**ITEMS**
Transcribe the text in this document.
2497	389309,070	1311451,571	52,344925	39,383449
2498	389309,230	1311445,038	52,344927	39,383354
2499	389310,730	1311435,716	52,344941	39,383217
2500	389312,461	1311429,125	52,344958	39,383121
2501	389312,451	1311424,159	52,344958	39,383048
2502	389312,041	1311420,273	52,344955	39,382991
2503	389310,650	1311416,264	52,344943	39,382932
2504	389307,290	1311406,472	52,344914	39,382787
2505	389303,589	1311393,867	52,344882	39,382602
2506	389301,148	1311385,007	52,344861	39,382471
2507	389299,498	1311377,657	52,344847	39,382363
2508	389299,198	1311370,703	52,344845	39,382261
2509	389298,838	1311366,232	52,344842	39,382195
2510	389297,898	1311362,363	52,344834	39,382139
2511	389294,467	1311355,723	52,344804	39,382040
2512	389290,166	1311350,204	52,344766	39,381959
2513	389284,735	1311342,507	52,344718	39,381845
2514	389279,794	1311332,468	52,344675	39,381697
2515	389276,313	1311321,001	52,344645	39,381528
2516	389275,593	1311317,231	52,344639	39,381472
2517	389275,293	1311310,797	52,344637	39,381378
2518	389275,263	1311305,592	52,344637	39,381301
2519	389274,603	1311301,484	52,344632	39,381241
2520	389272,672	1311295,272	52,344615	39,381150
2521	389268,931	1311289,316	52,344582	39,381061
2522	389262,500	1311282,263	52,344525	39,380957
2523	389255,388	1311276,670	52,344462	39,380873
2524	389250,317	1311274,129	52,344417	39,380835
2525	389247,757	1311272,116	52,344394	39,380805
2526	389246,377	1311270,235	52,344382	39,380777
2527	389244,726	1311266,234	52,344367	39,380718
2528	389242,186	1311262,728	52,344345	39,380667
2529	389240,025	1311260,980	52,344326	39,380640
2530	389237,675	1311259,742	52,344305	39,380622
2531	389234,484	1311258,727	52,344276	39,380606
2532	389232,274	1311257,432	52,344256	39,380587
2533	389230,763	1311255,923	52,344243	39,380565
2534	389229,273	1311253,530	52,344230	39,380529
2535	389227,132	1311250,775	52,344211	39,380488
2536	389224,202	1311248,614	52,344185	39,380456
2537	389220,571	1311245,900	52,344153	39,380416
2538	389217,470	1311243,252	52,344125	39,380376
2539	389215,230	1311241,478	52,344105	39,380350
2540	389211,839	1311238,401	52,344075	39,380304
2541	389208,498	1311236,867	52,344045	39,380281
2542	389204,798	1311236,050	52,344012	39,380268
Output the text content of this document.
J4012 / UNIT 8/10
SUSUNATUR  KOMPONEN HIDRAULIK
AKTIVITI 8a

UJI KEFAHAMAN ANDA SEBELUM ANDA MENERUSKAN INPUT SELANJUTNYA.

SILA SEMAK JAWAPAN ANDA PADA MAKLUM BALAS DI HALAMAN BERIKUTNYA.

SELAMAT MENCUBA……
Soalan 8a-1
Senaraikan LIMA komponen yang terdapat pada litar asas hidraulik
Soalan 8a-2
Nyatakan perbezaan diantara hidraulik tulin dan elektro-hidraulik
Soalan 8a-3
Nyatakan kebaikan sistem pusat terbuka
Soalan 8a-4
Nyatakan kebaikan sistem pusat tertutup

**SHORT PROBLEM**
Say how many lines of the data hold the string "kebaikan". Reply with the number alone.

**RESULT OF THIS EXERCISE**
2